To do — Word for word, retype every entry in the listing.
Begin
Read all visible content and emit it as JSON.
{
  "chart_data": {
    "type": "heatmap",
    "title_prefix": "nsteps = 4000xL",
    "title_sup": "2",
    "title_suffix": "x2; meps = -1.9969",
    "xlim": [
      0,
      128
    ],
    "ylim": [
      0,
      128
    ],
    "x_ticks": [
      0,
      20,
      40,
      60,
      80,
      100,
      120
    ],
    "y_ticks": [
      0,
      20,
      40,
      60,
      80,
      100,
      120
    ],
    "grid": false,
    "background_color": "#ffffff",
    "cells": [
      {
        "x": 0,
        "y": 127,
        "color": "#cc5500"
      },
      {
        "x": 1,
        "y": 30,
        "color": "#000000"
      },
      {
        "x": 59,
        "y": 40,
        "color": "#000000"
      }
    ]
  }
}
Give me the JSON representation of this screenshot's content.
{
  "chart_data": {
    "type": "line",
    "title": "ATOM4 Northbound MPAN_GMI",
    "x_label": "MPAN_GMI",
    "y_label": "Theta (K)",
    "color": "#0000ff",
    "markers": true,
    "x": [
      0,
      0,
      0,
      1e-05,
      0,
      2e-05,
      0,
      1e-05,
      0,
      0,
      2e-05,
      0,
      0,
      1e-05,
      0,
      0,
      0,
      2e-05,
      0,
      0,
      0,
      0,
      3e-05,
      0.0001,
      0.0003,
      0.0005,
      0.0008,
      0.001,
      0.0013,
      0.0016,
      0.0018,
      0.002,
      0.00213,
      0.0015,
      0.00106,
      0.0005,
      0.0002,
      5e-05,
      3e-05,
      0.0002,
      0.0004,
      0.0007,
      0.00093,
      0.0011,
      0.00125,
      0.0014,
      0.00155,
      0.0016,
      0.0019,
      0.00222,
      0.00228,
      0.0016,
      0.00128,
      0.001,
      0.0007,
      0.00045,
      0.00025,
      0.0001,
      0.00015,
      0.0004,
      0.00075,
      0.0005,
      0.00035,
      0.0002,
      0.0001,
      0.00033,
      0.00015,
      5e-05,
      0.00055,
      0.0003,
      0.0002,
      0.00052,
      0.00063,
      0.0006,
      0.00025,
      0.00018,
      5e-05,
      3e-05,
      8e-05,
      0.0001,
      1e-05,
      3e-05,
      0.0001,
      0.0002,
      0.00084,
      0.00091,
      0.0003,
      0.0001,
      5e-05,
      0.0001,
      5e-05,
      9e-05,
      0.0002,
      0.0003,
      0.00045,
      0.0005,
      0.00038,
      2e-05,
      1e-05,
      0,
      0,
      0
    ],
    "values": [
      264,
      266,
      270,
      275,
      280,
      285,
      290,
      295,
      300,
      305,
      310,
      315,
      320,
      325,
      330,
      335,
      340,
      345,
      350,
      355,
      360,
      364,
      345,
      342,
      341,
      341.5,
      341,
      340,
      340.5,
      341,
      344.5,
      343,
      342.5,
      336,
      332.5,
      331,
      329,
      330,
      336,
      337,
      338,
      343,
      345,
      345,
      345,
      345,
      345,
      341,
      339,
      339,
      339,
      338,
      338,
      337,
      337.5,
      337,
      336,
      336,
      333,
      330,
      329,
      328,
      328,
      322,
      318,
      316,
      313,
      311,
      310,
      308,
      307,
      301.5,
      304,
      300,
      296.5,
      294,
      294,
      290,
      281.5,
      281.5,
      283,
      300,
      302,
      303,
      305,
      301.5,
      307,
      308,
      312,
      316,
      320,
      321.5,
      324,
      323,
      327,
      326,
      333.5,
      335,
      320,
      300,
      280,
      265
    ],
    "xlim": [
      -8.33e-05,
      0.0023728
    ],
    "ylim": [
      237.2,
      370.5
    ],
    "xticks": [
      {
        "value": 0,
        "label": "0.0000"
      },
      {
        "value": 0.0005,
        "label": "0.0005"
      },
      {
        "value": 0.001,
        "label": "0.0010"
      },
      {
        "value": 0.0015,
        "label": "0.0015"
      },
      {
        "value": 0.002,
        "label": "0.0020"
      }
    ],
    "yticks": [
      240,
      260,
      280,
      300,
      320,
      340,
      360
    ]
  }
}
End
Exercise solution —
Read all visible content and emit it as JSON.
{
  "chart_data": {
    "type": "heatmap",
    "title_prefix": "nsteps = 4000xL",
    "title_sup": "2",
    "title_suffix": "x2; meps = -1.9969",
    "xlim": [
      0,
      128
    ],
    "ylim": [
      0,
      128
    ],
    "x_ticks": [
      0,
      20,
      40,
      60,
      80,
      100,
      120
    ],
    "y_ticks": [
      0,
      20,
      40,
      60,
      80,
      100,
      120
    ],
    "grid": false,
    "background_color": "#ffffff",
    "cells": [
      {
        "x": 0,
        "y": 127,
        "color": "#cc5500"
      },
      {
        "x": 1,
        "y": 30,
        "color": "#000000"
      },
      {
        "x": 59,
        "y": 40,
        "color": "#000000"
      }
    ]
  }
}
Give me the JSON representation of this screenshot's content.
{
  "chart_data": {
    "type": "line",
    "title": "ATOM4 Northbound MPAN_GMI",
    "x_label": "MPAN_GMI",
    "y_label": "Theta (K)",
    "color": "#0000ff",
    "markers": true,
    "x": [
      0,
      0,
      0,
      1e-05,
      0,
      2e-05,
      0,
      1e-05,
      0,
      0,
      2e-05,
      0,
      0,
      1e-05,
      0,
      0,
      0,
      2e-05,
      0,
      0,
      0,
      0,
      3e-05,
      0.0001,
      0.0003,
      0.0005,
      0.0008,
      0.001,
      0.0013,
      0.0016,
      0.0018,
      0.002,
      0.00213,
      0.0015,
      0.00106,
      0.0005,
      0.0002,
      5e-05,
      3e-05,
      0.0002,
      0.0004,
      0.0007,
      0.00093,
      0.0011,
      0.00125,
      0.0014,
      0.00155,
      0.0016,
      0.0019,
      0.00222,
      0.00228,
      0.0016,
      0.00128,
      0.001,
      0.0007,
      0.00045,
      0.00025,
      0.0001,
      0.00015,
      0.0004,
      0.00075,
      0.0005,
      0.00035,
      0.0002,
      0.0001,
      0.00033,
      0.00015,
      5e-05,
      0.00055,
      0.0003,
      0.0002,
      0.00052,
      0.00063,
      0.0006,
      0.00025,
      0.00018,
      5e-05,
      3e-05,
      8e-05,
      0.0001,
      1e-05,
      3e-05,
      0.0001,
      0.0002,
      0.00084,
      0.00091,
      0.0003,
      0.0001,
      5e-05,
      0.0001,
      5e-05,
      9e-05,
      0.0002,
      0.0003,
      0.00045,
      0.0005,
      0.00038,
      2e-05,
      1e-05,
      0,
      0,
      0
    ],
    "values": [
      264,
      266,
      270,
      275,
      280,
      285,
      290,
      295,
      300,
      305,
      310,
      315,
      320,
      325,
      330,
      335,
      340,
      345,
      350,
      355,
      360,
      364,
      345,
      342,
      341,
      341.5,
      341,
      340,
      340.5,
      341,
      344.5,
      343,
      342.5,
      336,
      332.5,
      331,
      329,
      330,
      336,
      337,
      338,
      343,
      345,
      345,
      345,
      345,
      345,
      341,
      339,
      339,
      339,
      338,
      338,
      337,
      337.5,
      337,
      336,
      336,
      333,
      330,
      329,
      328,
      328,
      322,
      318,
      316,
      313,
      311,
      310,
      308,
      307,
      301.5,
      304,
      300,
      296.5,
      294,
      294,
      290,
      281.5,
      281.5,
      283,
      300,
      302,
      303,
      305,
      301.5,
      307,
      308,
      312,
      316,
      320,
      321.5,
      324,
      323,
      327,
      326,
      333.5,
      335,
      320,
      300,
      280,
      265
    ],
    "xlim": [
      -8.33e-05,
      0.0023728
    ],
    "ylim": [
      237.2,
      370.5
    ],
    "xticks": [
      {
        "value": 0,
        "label": "0.0000"
      },
      {
        "value": 0.0005,
        "label": "0.0005"
      },
      {
        "value": 0.001,
        "label": "0.0010"
      },
      {
        "value": 0.0015,
        "label": "0.0015"
      },
      {
        "value": 0.002,
        "label": "0.0020"
      }
    ],
    "yticks": [
      240,
      260,
      280,
      300,
      320,
      340,
      360
    ]
  }
}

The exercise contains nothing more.